= PROBLEM =
Determine how many lines contain the string "light", then reply with that figure only.

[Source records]
________________
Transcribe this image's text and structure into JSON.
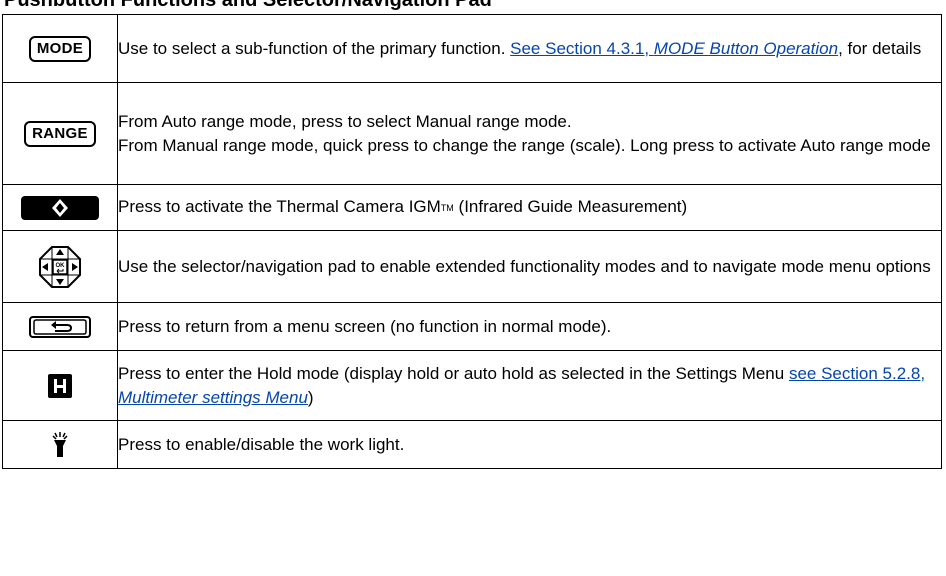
{
  "heading": "Pushbutton Functions and Selector/Navigation Pad",
  "rows": [
    {
      "icon": "mode-button-icon",
      "icon_label": "MODE",
      "text_before": "Use to select a sub-function of the primary function. ",
      "link_prefix": "See Section 4.3.1, ",
      "link_italic": "MODE Button Operation",
      "text_after": ", for details"
    },
    {
      "icon": "range-button-icon",
      "icon_label": "RANGE",
      "line1": "From Auto range mode, press to select Manual range mode.",
      "line2": "From Manual range mode, quick press to change the range (scale). Long press to activate Auto range mode"
    },
    {
      "icon": "thermal-camera-button-icon",
      "text_before": "Press to activate the Thermal Camera IGM",
      "trademark": "TM",
      "text_after": " (Infrared Guide Measurement)"
    },
    {
      "icon": "navigation-pad-icon",
      "icon_label": "OK",
      "text": "Use the selector/navigation pad to enable extended functionality modes and to navigate mode menu options"
    },
    {
      "icon": "back-button-icon",
      "text": "Press to return from a menu screen (no function in normal mode)."
    },
    {
      "icon": "hold-button-icon",
      "icon_label": "H",
      "text_before": "Press to enter the Hold mode (display hold or auto hold as selected in the Settings Menu ",
      "link_prefix": "see Section 5.2.8, ",
      "link_italic": "Multimeter settings Menu",
      "text_after": ")"
    },
    {
      "icon": "work-light-icon",
      "text": "Press to enable/disable the work light."
    }
  ],
  "colors": {
    "link": "#0645ad",
    "border": "#000000"
  }
}
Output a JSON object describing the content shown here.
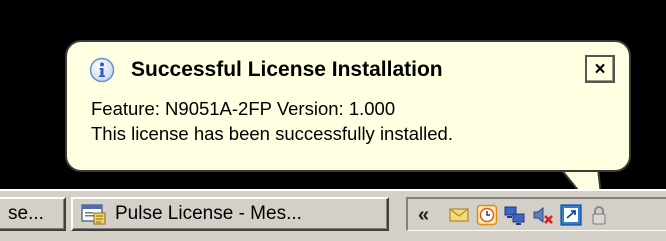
{
  "balloon": {
    "title": "Successful License Installation",
    "close_label": "×",
    "feature_label": "Feature:",
    "feature_value": "N9051A-2FP",
    "version_label": "Version:",
    "version_value": "1.000",
    "message": "This license has been successfully installed."
  },
  "taskbar": {
    "buttons": [
      {
        "label": "se...",
        "icon": "window-icon"
      },
      {
        "label": "Pulse License - Mes...",
        "icon": "message-window-icon"
      }
    ],
    "tray": {
      "chevron": "«",
      "icons": [
        "mail-icon",
        "clock-icon",
        "network-computers-icon",
        "volume-muted-icon",
        "license-manager-icon",
        "lock-icon"
      ]
    }
  },
  "colors": {
    "balloon_background": "#ffffe1",
    "taskbar_background": "#d4d0c8",
    "desktop_background": "#000000",
    "info_icon_blue": "#2a5fc4"
  }
}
________________
= RESPONSE BELOW =
2